Consigna 1 – Transcribe del texto sobre el divorcio el pasaje que va de "NECESIDAD DE SANACIÓN" a "consideran un estorbo.", ambos incluidos.
Consigna 2 – Resume en menos palabras el párrafo del texto sobre el divorcio que empieza con "Es ahí donde la comunidad cristiana", conservando sus datos principales.
Consigna 3 – Según el texto sobre el divorcio, ¿qué pide Juan Pablo II a los pastores?

Texto de lectura –
──────────────────────────────
Es obvio, tanto la separación como el divorcio es un volver y un retroceder a la etapa de soltería. Es un sentir que sus vidas han quedado truncadas a medio camino y que aquello que habían comenzado como un proyecto para toda la vida ahora ha quedado hecho trizas y destruido.

Tanto la separación como el divorcio, aun en aquellas circunstancias que pudieran ser aconsejables, son ciertamente traumáticos. Son, antes que nada, el fracaso del más importante proyecto de sus vidas. El fracaso de sus mismas vidas, de sus ilusiones y de sus esperanzas y proyectos más hondos y profundos. Lo cual implica, necesariamente, que las personas queden heridas, golpeadas, maltrechas, sobre todo en una cultura como la nuestra, que es de la afectividad, de la relación, del grupo y de la comunidad.

Ese desajuste, si no es debidamente tratado, puede muy bien convertirse en fuente de nuevas frustraciones. Porque muchos, al encontrarse de nuevo con su soledad, fácilmente buscan nuevos reemplazos que puedan compensar el vacío producido en sus vidas. Pero por su estado anímico y psicológico y su necesidad de respuestas suelen precipitar las decisiones y caer en elecciones totalmente anormales. Todo ello suele tener como consecuencias nuevos fracasos y nuevas frustraciones.

 

NECESIDAD DE SANACIÓN

 

Es ahí donde la comunidad cristiana debería plantearse con mayor realismo estos casos de separación y divorcio. La experiencia nos dice que es normal que dichas parejas hayan llegado a la separación en soledad con ellas mismas, sin mayores ayudas para superar sus crisis. Y ahora que han llegado al fracaso total, vuelven a encerrarse en la soledad de sí mismos, porque tampoco ahora cuentan con la ayuda de nadie. Al contrario, hasta es posible que el vacío sea superior, ya que todos los comienzan a mirarlos como algo extraño. E incluso los mismos familiares, los consideran un estorbo.

Tampoco la pastoral de la Iglesia cuenta con mayores recursos para ello. La Iglesia los casó y luego los dejó a su suerte sin acompañamiento alguno. Y ahora tampoco tiene nada que ofrecerles, que pueda ayudarlos. En esto, la sensibilidad de Juan Pablo II es muy fina. Pide a los pastores un gran esfuerzo para atenderles y brindarles aquellas ayudas necesarias a su nueva situación.

Estas parejas necesitan recuperarse de las heridas que se han ido causando mutuamente durante todo el proceso de separación. Necesitan recuperarse incluso en su estado anímico y, sobre todo, requieren ayuda para situarse de nuevo frente a la vida sin necesidad de buscar de inmediato una nueva unión.

 

MEDIOS DE CURACIÓN Y SANACIÓN

 

No es fácil dar recetas médicas, y menos todavía en los campos de la pastoral. Sin embargo, quisiéramos sugerir algunas pistas que puedan ayudarnos.

a. En primer lugar, necesitan que las familias tengan suficiente capacidad de comprensión y amor para saber acogerlos. Aunque no amemos su pecado, amamos a los pecadores. Tenemos que amar a nuestros hermanos que han fracasado en su matrimonio, por más que no amemos ni bendigamos su ruptura.
──────────────────────────────
Entradas del listado –

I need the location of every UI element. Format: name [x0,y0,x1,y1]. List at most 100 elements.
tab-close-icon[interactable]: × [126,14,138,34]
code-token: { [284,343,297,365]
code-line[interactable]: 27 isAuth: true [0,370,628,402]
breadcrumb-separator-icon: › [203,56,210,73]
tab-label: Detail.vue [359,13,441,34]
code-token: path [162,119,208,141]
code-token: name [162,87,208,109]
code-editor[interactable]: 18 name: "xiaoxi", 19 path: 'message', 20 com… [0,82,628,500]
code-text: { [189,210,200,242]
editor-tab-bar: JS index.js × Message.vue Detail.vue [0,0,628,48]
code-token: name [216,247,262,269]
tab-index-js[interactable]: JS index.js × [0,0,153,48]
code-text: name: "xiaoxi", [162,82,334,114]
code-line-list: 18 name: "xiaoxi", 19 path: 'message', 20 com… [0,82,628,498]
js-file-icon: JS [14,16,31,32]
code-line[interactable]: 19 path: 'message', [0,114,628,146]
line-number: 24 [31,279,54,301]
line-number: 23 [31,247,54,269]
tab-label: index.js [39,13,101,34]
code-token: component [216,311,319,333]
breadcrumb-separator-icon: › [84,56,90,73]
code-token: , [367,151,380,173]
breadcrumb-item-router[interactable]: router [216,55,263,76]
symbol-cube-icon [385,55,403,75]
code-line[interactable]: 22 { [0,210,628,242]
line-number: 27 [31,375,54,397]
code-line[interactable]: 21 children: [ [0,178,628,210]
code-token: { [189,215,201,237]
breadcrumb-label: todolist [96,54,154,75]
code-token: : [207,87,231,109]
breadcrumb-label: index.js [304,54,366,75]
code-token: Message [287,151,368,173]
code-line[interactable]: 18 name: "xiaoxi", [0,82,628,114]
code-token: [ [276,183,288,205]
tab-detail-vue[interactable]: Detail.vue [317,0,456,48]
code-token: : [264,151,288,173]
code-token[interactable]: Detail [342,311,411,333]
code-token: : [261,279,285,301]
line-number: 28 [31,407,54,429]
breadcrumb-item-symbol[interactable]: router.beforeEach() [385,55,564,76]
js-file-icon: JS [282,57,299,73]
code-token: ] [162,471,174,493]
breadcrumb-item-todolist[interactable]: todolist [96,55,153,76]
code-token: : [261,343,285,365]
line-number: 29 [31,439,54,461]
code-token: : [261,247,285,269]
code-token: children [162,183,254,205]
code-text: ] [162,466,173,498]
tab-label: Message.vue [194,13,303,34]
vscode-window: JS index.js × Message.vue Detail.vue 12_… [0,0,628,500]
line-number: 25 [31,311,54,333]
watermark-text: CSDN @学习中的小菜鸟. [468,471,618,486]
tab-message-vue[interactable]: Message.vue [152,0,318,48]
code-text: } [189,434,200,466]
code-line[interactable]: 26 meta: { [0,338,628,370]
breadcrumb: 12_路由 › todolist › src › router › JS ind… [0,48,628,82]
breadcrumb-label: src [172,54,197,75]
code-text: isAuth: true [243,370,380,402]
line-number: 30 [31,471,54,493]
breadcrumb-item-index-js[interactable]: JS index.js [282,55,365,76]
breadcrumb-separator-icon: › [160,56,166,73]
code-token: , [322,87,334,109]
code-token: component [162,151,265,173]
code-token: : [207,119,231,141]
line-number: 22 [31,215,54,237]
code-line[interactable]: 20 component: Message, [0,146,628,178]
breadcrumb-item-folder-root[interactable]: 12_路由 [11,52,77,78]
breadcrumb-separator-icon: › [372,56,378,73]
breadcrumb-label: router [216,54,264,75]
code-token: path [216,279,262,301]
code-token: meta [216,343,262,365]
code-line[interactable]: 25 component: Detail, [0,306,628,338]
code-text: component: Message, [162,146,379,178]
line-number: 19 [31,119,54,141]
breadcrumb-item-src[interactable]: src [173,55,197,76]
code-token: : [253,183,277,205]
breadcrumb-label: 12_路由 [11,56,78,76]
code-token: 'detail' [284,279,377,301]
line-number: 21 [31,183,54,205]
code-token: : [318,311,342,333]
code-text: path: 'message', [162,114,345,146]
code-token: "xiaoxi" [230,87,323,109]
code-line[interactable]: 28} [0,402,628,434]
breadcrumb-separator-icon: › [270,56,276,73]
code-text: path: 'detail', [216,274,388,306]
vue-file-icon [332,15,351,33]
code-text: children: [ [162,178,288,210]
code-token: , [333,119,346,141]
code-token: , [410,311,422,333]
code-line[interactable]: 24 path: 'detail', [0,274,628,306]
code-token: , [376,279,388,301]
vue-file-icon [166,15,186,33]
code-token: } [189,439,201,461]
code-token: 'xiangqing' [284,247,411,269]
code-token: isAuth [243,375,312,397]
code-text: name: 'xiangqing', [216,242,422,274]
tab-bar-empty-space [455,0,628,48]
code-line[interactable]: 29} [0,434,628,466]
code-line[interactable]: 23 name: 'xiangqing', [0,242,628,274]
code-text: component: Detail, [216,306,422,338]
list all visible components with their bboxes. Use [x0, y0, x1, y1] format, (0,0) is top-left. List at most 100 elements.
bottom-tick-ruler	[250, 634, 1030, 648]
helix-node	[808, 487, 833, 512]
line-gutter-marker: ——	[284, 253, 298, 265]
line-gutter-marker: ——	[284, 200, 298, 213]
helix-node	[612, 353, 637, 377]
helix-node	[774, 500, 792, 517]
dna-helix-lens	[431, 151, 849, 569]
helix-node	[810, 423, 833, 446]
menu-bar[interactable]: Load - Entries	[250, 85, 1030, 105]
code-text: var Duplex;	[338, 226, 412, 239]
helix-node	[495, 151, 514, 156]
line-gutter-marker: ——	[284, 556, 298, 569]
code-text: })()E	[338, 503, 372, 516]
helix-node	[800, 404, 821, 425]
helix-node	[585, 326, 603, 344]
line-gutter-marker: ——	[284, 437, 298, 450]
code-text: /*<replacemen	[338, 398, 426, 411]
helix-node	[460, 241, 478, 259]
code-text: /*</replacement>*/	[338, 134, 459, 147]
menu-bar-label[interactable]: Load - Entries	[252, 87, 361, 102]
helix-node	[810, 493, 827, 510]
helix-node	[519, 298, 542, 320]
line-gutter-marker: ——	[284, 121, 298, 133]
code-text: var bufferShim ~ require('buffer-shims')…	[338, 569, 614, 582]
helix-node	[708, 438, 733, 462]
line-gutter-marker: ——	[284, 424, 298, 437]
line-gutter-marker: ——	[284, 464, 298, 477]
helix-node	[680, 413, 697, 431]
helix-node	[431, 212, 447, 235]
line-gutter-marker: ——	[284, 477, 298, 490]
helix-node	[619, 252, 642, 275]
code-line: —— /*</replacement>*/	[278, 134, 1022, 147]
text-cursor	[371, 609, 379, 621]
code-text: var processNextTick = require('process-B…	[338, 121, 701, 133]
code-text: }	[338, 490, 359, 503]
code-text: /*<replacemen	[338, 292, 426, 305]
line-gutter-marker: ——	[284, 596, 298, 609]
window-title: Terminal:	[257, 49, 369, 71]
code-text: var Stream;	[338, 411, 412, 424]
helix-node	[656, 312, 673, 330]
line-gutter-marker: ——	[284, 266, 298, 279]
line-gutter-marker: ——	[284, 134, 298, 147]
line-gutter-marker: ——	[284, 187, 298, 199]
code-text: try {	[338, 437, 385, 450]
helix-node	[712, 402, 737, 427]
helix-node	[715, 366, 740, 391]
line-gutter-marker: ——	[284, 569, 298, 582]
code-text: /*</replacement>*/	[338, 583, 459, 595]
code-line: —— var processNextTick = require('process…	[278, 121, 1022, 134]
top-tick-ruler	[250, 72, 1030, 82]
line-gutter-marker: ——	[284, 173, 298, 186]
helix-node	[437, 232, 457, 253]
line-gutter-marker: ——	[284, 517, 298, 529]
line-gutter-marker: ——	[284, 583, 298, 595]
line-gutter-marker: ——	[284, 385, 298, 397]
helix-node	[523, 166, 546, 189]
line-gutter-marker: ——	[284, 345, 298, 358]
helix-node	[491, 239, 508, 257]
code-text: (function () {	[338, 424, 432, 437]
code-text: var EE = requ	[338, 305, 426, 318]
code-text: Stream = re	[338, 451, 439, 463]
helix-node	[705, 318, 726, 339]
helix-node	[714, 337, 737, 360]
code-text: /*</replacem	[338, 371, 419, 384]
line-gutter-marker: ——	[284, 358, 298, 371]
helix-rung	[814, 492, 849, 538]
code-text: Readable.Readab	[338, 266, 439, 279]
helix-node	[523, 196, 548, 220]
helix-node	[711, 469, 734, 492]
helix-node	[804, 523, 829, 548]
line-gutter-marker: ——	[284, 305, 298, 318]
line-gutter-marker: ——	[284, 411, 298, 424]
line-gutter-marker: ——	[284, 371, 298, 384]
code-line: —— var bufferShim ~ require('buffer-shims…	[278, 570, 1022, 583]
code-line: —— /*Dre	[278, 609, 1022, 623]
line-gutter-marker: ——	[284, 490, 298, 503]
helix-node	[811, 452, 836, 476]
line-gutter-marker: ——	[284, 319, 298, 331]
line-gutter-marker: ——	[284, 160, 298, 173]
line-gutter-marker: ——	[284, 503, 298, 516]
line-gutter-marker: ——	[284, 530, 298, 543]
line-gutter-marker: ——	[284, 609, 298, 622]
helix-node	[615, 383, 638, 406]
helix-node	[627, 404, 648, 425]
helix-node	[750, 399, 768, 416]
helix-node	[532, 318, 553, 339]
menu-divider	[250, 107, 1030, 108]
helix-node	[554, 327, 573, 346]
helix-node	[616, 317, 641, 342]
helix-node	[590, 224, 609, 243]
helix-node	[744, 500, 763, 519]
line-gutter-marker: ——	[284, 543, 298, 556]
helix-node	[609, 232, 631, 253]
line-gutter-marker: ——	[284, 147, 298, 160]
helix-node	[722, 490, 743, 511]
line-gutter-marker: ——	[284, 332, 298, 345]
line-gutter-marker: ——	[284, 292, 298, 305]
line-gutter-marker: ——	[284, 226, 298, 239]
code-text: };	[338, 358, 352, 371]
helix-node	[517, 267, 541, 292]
──────────────────────────────
Respuesta escrita 1 –
NECESIDAD DE SANACIÓN

 

Es ahí donde la comunidad cristiana debería plantearse con mayor realismo estos casos de separación y divorcio. La experiencia nos dice que es normal que dichas parejas hayan llegado a la separación en soledad con ellas mismas, sin mayores ayudas para superar sus crisis. Y ahora que han llegado al fracaso total, vuelven a encerrarse en la soledad de sí mismos, porque tampoco ahora cuentan con la ayuda de nadie. Al contrario, hasta es posible que el vacío sea superior, ya que todos los comienzan a mirarlos como algo extraño. E incluso los mismos familiares, los consideran un estorbo.

Respuesta escrita 2 – La comunidad cristiana debería abordar con más realismo la separación y el divorcio. Estas parejas suelen llegar a la separación solas y sin ayuda para superar sus crisis, y tras el fracaso vuelven a quedarse solas. El vacío puede ser incluso mayor, porque todos empiezan a verlas como algo extraño y hasta sus familiares las consideran un estorbo.

Respuesta escrita 3 – Les pide un gran esfuerzo para atender a estas parejas y brindarles las ayudas necesarias para su nueva situación.